— start of GIVEN ENTRIES —

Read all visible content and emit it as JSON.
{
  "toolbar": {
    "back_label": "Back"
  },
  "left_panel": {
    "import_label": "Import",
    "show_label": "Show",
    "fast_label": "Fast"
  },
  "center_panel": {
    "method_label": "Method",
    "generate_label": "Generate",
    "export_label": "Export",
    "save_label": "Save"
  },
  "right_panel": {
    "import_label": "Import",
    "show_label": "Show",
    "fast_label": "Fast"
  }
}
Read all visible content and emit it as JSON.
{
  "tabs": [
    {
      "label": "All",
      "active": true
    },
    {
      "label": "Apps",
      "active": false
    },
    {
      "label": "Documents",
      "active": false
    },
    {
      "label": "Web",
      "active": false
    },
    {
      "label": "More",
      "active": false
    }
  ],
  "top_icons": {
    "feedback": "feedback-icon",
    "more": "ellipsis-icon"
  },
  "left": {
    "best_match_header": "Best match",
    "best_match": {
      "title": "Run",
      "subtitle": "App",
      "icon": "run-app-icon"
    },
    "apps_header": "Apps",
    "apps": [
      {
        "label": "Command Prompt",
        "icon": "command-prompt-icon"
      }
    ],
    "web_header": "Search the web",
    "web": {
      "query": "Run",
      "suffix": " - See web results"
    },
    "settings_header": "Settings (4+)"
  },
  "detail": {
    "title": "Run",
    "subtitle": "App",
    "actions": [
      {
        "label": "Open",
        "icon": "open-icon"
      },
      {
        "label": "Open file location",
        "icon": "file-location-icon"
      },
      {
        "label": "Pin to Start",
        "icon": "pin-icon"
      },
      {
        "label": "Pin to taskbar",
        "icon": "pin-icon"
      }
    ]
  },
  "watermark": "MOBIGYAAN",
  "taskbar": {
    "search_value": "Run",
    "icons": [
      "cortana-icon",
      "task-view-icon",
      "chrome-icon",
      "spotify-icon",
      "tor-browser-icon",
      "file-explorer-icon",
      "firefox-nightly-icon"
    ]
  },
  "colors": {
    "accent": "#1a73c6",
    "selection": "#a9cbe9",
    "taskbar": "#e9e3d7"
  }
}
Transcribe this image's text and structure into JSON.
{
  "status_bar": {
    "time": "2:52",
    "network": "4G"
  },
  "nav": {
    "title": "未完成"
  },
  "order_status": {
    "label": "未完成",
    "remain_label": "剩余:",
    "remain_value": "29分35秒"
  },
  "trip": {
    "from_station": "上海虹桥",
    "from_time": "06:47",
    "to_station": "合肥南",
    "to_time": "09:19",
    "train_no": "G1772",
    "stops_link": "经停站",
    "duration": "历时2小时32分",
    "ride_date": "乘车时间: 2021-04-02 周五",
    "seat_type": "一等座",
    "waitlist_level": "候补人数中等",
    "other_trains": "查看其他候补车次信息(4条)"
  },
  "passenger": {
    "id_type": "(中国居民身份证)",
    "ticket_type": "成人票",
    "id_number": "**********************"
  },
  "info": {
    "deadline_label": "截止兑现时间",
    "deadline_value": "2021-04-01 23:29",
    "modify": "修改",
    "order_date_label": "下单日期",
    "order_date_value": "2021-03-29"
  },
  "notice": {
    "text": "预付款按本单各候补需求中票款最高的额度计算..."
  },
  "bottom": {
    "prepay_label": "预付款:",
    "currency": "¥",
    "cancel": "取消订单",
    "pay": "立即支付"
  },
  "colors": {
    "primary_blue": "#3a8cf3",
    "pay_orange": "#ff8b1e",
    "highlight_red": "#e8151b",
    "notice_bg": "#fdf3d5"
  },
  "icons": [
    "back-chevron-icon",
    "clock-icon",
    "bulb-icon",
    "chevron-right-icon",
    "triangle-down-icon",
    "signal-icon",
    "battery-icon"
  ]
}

— end of GIVEN ENTRIES —

**YOUR GOAL:**
Check each line of the entries above for the word "chevron". List the ones that have it.

**EXERCISE RESULT:**
    "back-chevron-icon",
    "chevron-right-icon",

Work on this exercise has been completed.